— start MATERIAL FOR THIS EXERCISE —

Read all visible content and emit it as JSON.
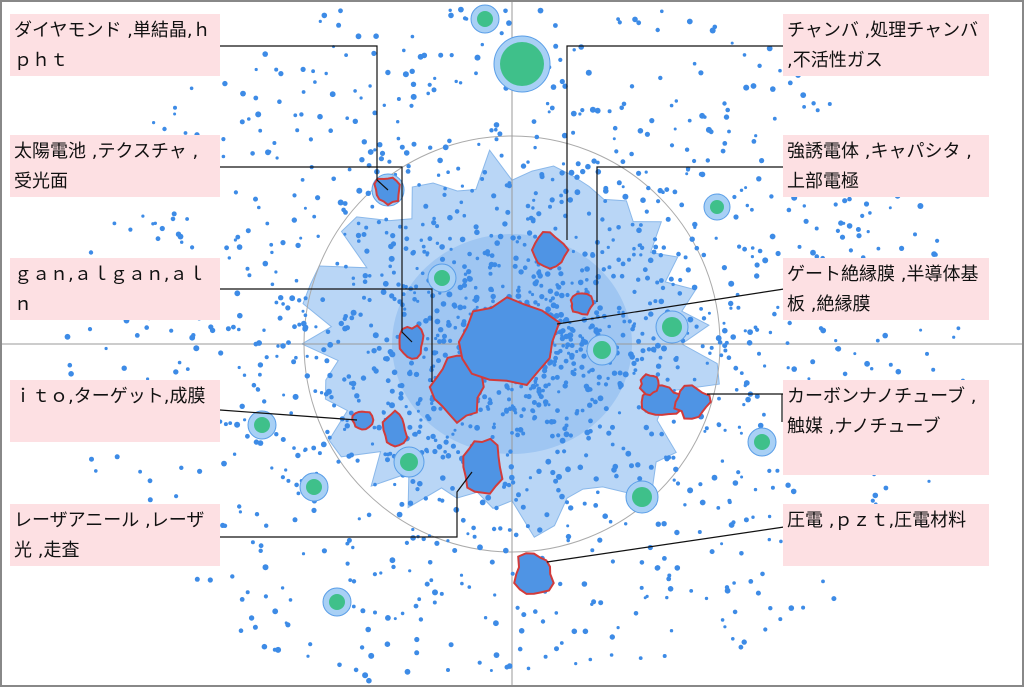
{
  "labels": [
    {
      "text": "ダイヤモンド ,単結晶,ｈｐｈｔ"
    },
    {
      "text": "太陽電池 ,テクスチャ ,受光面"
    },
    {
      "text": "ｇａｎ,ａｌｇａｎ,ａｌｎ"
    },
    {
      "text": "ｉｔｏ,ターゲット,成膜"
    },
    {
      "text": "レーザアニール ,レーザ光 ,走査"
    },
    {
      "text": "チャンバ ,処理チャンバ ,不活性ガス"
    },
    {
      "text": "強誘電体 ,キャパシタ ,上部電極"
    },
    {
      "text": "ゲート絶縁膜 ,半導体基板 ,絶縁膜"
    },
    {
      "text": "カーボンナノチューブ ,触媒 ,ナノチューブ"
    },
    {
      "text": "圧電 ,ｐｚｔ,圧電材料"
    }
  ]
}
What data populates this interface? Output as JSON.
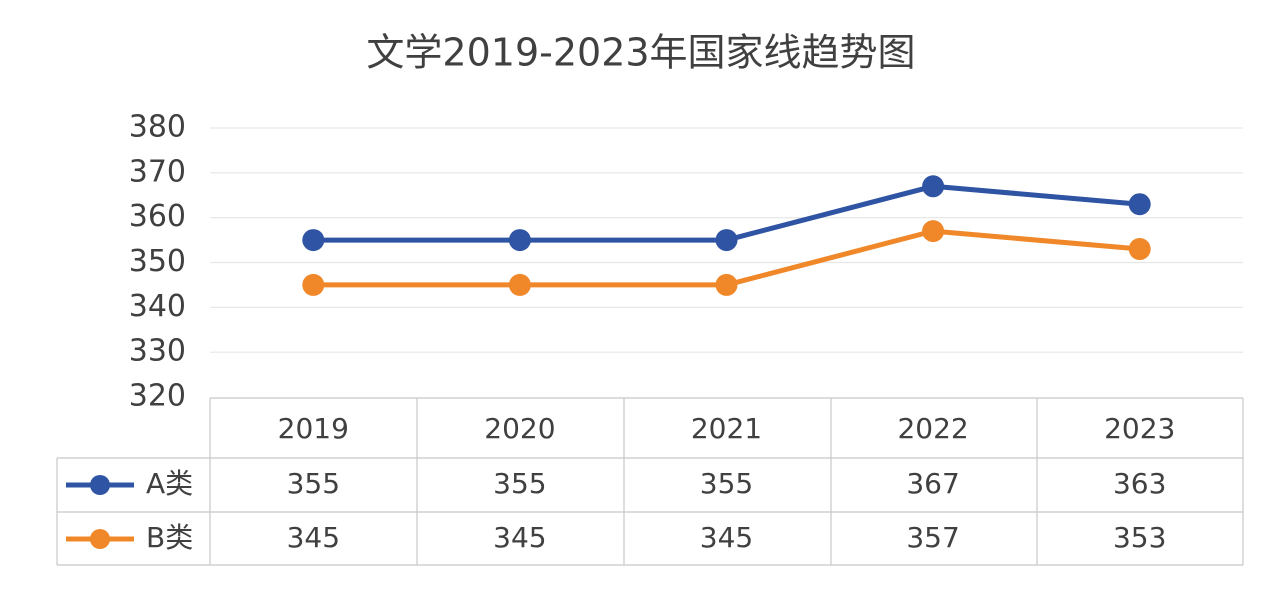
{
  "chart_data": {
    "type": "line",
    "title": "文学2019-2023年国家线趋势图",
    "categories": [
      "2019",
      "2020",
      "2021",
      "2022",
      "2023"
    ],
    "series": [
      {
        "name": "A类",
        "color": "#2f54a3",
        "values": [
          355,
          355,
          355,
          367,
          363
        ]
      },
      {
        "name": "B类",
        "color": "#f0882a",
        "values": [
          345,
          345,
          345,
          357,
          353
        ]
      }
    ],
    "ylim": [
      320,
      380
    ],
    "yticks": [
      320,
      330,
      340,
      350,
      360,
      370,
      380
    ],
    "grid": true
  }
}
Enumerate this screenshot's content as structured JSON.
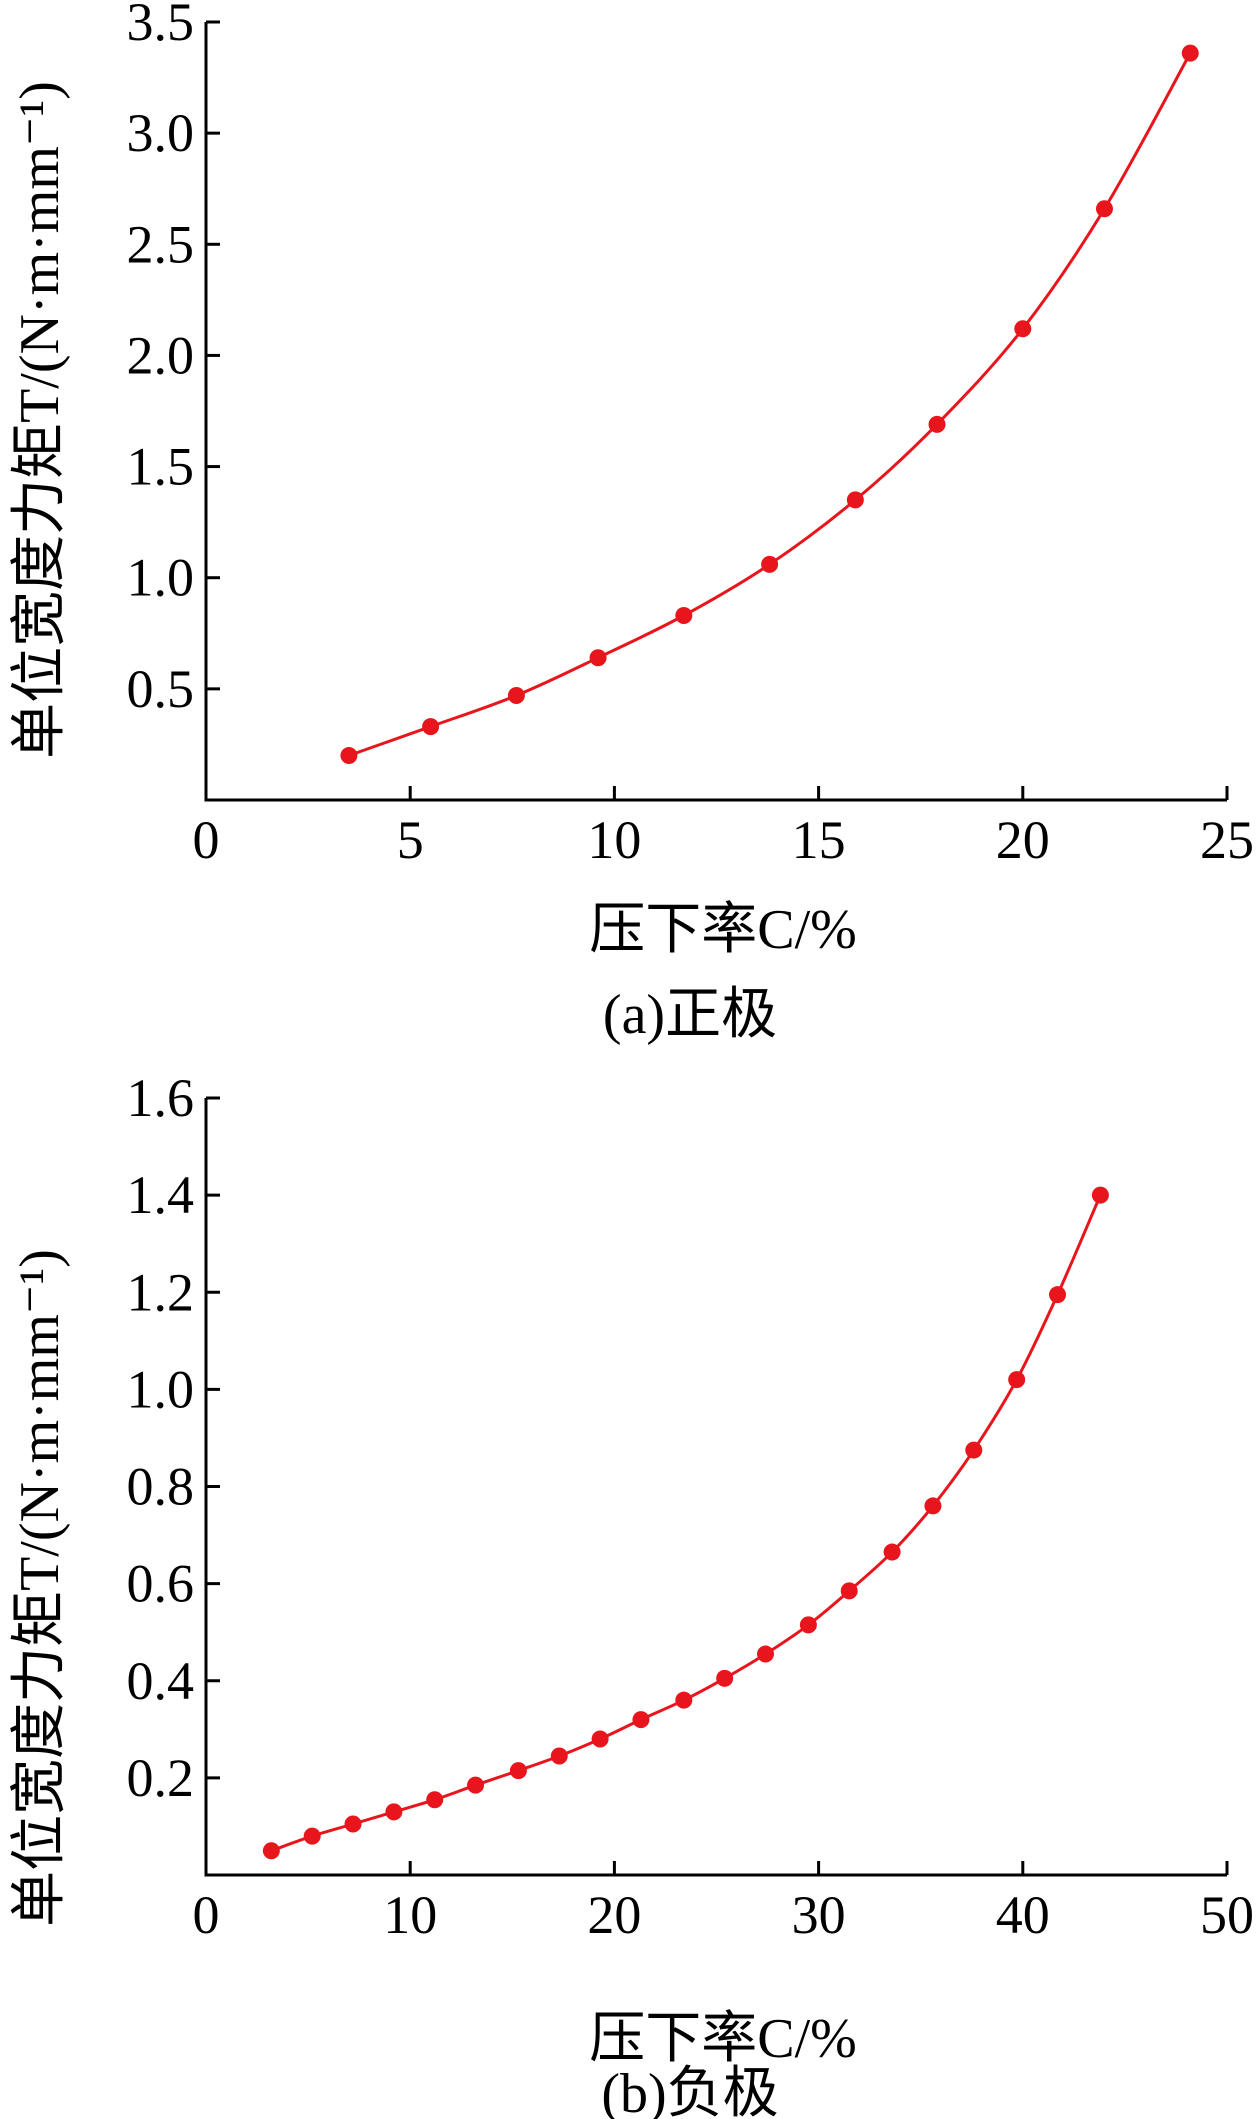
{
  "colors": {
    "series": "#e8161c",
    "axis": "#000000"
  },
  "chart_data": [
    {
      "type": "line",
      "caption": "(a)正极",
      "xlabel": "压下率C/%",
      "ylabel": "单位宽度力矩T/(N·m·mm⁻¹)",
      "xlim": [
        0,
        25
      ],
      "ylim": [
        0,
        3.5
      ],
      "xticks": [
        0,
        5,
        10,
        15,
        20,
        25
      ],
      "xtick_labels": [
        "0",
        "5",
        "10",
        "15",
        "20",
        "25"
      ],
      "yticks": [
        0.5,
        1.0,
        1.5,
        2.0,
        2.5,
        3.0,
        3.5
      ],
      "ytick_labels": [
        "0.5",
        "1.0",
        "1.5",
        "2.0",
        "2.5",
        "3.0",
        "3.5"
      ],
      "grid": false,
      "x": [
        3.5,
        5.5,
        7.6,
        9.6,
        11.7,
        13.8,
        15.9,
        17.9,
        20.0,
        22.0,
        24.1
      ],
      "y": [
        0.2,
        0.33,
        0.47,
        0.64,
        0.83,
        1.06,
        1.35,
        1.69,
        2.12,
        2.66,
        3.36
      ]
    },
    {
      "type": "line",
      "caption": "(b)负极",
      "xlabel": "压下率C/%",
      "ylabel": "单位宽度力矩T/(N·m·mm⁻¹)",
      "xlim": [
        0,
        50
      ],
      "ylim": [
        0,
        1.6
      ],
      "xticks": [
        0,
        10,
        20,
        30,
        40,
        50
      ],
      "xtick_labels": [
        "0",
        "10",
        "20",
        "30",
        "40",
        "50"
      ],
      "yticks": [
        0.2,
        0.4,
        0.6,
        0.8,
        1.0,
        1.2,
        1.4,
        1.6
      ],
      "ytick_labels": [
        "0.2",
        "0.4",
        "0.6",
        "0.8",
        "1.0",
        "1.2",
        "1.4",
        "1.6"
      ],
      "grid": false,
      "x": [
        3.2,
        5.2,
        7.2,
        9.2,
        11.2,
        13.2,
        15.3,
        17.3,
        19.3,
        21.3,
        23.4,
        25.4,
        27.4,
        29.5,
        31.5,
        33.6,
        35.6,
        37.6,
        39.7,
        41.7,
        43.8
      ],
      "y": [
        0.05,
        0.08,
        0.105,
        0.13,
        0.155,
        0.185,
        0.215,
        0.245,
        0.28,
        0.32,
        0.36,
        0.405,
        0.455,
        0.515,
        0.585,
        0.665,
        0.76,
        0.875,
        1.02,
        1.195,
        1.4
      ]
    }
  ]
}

— end MATERIAL FOR THIS EXERCISE —

Reply with the number of lines in the material above that contain "JSON", and nothing more.

** TASK OUTPUT **
3